##### MATERIAL SHOWN
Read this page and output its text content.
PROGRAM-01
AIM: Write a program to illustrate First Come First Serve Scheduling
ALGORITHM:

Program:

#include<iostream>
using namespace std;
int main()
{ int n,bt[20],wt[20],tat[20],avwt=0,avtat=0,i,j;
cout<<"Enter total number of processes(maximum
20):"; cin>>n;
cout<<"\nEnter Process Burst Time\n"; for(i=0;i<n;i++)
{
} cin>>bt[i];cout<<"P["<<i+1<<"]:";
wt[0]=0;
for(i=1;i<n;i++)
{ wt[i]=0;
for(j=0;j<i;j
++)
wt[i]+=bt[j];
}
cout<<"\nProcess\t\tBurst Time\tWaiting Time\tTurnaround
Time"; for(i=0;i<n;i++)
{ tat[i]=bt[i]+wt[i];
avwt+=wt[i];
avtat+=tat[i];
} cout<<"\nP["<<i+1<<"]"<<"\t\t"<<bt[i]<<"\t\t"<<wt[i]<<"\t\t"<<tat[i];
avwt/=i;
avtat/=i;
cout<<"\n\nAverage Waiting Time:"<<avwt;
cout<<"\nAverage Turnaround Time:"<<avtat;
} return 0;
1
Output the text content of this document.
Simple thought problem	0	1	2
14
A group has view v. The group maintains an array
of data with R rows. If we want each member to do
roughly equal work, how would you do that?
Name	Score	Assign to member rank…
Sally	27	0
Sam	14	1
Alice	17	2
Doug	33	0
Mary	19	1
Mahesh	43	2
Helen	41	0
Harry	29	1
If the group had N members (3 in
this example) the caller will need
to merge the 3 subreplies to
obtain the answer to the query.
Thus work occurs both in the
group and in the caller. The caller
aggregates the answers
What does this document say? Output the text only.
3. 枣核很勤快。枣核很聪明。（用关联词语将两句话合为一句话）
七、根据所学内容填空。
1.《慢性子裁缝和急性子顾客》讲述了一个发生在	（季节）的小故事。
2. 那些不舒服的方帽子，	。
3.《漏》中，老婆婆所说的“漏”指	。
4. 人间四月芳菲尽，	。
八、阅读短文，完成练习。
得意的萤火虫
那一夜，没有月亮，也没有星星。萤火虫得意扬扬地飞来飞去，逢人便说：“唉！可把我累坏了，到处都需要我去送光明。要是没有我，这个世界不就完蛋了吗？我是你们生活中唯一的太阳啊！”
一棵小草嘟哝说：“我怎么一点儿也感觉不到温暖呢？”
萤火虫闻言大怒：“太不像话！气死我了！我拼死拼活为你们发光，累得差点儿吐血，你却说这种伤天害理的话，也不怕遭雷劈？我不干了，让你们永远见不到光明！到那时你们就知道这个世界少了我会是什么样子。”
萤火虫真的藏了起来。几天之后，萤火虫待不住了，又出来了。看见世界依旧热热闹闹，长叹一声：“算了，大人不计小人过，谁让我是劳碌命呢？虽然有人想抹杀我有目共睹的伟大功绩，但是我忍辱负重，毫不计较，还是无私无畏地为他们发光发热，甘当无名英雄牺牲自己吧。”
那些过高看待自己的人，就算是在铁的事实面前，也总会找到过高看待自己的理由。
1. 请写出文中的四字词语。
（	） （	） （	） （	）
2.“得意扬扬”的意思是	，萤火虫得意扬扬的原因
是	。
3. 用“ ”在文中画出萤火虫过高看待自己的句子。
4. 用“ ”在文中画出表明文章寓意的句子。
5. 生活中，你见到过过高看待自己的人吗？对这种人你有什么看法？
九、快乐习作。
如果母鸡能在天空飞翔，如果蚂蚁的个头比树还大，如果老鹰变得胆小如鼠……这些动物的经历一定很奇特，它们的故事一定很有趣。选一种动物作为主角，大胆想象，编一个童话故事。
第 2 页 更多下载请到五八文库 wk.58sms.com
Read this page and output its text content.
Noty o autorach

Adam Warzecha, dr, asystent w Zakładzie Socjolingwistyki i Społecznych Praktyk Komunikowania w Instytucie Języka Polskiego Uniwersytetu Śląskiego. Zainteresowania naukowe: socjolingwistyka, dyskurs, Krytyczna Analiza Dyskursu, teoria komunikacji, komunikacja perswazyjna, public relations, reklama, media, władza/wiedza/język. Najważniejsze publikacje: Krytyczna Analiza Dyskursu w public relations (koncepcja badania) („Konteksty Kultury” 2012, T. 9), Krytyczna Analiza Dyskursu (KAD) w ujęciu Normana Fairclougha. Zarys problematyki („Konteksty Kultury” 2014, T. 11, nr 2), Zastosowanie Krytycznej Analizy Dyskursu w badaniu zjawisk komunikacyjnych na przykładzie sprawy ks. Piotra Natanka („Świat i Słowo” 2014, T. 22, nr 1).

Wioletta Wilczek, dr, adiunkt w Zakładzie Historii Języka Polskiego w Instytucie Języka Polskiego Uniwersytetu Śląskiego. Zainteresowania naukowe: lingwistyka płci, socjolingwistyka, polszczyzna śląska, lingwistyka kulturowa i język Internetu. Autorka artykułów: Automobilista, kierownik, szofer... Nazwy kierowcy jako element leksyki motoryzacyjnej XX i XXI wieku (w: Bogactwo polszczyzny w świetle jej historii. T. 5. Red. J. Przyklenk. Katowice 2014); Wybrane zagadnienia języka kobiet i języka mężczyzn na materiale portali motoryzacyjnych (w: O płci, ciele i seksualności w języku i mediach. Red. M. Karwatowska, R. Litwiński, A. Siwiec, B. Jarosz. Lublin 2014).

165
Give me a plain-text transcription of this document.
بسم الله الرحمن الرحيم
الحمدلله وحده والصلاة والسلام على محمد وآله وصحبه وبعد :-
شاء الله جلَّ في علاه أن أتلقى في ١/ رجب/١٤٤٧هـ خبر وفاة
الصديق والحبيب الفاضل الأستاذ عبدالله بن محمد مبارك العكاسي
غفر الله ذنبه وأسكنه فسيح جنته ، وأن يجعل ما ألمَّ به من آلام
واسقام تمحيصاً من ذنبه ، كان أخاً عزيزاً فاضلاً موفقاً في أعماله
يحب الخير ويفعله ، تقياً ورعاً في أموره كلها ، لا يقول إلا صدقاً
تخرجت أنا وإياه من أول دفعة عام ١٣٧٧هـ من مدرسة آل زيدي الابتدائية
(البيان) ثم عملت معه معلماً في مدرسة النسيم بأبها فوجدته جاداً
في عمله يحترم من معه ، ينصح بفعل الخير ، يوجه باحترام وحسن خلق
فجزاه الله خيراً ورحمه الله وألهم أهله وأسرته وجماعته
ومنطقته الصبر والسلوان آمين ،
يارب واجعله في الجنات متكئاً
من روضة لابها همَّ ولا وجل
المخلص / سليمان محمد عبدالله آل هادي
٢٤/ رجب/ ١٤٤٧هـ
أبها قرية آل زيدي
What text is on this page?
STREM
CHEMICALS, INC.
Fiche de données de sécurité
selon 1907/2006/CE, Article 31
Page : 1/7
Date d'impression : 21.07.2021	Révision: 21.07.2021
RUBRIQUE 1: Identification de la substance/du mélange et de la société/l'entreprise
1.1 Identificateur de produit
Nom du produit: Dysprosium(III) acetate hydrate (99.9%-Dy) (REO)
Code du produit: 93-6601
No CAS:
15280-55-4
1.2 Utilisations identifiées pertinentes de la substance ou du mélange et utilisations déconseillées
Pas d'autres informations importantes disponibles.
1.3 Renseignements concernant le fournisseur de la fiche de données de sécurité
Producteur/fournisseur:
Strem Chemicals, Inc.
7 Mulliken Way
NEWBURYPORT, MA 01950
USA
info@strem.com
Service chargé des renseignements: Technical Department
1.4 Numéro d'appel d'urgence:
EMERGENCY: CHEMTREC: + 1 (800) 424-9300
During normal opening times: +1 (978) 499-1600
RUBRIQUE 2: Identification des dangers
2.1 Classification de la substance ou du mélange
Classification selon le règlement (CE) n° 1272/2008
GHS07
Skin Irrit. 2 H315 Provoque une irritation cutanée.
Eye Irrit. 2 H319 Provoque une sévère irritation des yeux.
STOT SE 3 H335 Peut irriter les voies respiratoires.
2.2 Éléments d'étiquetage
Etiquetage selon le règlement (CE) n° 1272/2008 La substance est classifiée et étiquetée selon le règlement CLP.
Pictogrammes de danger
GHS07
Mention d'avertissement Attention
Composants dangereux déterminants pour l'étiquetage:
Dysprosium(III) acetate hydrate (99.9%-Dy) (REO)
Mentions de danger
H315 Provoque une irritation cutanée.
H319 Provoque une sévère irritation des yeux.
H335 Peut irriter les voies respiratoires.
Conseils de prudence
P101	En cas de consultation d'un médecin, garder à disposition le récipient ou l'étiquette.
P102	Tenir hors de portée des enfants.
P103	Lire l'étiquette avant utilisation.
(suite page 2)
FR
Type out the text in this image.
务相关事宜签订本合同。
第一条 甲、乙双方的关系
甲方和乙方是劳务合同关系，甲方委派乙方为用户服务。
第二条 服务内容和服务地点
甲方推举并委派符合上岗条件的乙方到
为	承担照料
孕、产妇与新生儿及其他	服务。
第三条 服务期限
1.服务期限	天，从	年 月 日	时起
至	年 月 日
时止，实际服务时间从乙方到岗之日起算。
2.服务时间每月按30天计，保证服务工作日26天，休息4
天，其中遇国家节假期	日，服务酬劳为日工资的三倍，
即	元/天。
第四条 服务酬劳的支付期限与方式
##########
> WHAT THE TASK ASKS: Output exactly the lines between the one containing "Type out the text in this image." and the final line above, both inclusive.

> WRITTEN RESPONSE:
Type out the text in this image.
务相关事宜签订本合同。
第一条 甲、乙双方的关系
甲方和乙方是劳务合同关系，甲方委派乙方为用户服务。
第二条 服务内容和服务地点
甲方推举并委派符合上岗条件的乙方到
为	承担照料
孕、产妇与新生儿及其他	服务。
第三条 服务期限
1.服务期限	天，从	年 月 日	时起
至	年 月 日
时止，实际服务时间从乙方到岗之日起算。
2.服务时间每月按30天计，保证服务工作日26天，休息4
天，其中遇国家节假期	日，服务酬劳为日工资的三倍，
即	元/天。
第四条 服务酬劳的支付期限与方式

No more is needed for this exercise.